● **Raw data**
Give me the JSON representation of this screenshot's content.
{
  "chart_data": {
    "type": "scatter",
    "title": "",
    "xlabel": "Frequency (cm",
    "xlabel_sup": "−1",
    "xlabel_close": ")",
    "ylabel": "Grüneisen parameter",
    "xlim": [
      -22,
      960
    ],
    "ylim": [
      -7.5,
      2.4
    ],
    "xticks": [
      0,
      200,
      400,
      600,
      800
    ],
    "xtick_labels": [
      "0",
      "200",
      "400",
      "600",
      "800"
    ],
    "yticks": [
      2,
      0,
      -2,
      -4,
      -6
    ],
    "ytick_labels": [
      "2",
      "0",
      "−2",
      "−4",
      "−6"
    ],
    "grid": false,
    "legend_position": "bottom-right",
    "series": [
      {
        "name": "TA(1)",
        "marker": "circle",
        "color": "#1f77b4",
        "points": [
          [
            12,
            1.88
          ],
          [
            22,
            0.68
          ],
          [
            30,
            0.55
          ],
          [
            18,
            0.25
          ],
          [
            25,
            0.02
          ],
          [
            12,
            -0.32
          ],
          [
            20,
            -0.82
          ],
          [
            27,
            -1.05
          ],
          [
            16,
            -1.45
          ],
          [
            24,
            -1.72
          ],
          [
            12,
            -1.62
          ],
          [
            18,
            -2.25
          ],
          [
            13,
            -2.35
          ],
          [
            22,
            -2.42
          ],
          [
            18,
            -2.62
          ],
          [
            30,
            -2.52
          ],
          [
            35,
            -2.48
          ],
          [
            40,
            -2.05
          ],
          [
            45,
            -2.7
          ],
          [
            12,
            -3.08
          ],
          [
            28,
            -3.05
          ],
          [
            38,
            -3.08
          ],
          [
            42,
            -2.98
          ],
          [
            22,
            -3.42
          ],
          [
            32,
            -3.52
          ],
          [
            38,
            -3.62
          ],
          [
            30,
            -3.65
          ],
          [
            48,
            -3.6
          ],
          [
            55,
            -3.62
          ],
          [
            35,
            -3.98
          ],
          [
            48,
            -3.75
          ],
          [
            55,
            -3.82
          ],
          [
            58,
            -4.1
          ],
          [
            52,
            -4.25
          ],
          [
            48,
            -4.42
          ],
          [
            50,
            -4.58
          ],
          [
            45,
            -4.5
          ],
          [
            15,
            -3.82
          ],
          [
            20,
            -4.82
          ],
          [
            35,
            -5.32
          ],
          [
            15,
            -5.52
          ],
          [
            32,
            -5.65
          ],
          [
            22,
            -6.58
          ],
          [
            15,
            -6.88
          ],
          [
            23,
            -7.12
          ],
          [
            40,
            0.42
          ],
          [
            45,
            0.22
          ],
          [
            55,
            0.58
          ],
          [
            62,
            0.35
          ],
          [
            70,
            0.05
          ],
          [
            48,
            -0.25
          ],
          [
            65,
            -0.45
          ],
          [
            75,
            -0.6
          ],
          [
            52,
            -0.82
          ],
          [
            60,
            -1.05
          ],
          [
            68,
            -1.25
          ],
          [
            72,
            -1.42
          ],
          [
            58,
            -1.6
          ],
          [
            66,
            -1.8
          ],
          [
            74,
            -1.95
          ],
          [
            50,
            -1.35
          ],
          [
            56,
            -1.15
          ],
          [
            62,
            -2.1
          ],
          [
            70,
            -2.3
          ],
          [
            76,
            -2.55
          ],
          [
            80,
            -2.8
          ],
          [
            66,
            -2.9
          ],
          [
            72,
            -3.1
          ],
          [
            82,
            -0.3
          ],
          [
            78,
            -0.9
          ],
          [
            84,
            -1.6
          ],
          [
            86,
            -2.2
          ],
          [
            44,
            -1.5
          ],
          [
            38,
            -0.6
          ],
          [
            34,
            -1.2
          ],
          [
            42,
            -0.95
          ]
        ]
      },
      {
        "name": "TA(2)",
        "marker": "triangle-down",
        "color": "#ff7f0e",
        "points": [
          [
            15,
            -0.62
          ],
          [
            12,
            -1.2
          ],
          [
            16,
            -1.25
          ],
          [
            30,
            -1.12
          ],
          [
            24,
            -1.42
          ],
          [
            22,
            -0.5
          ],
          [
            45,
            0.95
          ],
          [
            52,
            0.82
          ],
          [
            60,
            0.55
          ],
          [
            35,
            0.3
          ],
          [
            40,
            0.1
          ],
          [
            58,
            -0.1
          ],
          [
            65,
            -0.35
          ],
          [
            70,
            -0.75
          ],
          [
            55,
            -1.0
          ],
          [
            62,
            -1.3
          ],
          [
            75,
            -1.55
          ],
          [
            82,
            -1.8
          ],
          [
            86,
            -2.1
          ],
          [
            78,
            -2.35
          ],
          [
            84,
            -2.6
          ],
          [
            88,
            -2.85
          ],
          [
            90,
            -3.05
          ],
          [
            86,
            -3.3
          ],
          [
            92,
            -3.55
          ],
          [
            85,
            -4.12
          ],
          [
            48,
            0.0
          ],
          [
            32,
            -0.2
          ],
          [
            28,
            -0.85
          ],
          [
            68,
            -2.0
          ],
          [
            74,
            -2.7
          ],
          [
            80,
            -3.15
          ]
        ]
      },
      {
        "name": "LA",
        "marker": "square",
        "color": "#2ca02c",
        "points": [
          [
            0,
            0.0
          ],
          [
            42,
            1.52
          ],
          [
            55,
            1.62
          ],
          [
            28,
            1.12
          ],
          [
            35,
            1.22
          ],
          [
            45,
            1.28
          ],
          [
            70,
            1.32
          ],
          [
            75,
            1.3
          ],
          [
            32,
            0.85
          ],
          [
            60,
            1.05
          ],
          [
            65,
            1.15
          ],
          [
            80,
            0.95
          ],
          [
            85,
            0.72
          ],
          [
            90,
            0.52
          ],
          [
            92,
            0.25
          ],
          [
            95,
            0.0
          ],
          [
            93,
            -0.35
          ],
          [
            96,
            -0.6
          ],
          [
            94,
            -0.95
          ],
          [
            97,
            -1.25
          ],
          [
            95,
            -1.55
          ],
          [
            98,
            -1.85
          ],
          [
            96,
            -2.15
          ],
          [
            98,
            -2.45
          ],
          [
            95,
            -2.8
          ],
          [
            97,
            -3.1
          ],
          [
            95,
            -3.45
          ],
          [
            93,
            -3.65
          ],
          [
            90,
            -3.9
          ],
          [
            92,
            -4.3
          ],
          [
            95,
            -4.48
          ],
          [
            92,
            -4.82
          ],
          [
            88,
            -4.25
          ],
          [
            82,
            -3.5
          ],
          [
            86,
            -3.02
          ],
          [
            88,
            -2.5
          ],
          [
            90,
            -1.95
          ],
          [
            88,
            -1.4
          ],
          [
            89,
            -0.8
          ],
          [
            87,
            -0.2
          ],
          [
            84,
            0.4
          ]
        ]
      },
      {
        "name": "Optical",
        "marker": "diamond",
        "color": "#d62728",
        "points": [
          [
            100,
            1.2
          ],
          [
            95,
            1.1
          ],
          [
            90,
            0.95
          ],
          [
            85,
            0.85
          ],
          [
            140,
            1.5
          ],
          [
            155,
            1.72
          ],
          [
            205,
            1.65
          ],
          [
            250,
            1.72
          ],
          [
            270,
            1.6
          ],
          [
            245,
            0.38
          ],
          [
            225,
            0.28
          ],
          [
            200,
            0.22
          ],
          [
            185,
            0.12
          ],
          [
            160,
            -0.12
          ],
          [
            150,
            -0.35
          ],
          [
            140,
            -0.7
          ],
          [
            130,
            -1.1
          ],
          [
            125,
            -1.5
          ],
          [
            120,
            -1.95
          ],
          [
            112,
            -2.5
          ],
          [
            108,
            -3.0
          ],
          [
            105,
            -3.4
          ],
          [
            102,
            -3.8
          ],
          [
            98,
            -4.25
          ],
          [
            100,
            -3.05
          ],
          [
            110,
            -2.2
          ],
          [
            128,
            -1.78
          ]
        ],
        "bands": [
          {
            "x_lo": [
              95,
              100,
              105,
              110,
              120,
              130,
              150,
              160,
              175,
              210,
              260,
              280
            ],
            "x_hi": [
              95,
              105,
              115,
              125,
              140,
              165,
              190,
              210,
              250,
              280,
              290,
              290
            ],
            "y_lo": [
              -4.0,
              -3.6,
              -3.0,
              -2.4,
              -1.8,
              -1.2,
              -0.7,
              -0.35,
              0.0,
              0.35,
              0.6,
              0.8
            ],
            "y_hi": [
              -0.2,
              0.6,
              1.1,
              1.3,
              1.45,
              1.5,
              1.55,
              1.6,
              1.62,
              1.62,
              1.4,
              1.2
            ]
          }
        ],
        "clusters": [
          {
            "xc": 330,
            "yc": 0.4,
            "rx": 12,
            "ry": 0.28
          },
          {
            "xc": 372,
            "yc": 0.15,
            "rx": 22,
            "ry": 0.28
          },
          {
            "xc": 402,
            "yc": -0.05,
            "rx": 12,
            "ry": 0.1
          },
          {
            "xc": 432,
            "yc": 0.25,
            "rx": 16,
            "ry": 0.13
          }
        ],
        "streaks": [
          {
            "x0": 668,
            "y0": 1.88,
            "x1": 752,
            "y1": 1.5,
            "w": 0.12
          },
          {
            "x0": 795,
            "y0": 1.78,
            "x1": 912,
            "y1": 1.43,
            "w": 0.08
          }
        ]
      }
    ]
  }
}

● **Requirement**
Check each line of the listing above for the string "color", then report only how many lines have it.

● **Exercise solution**
4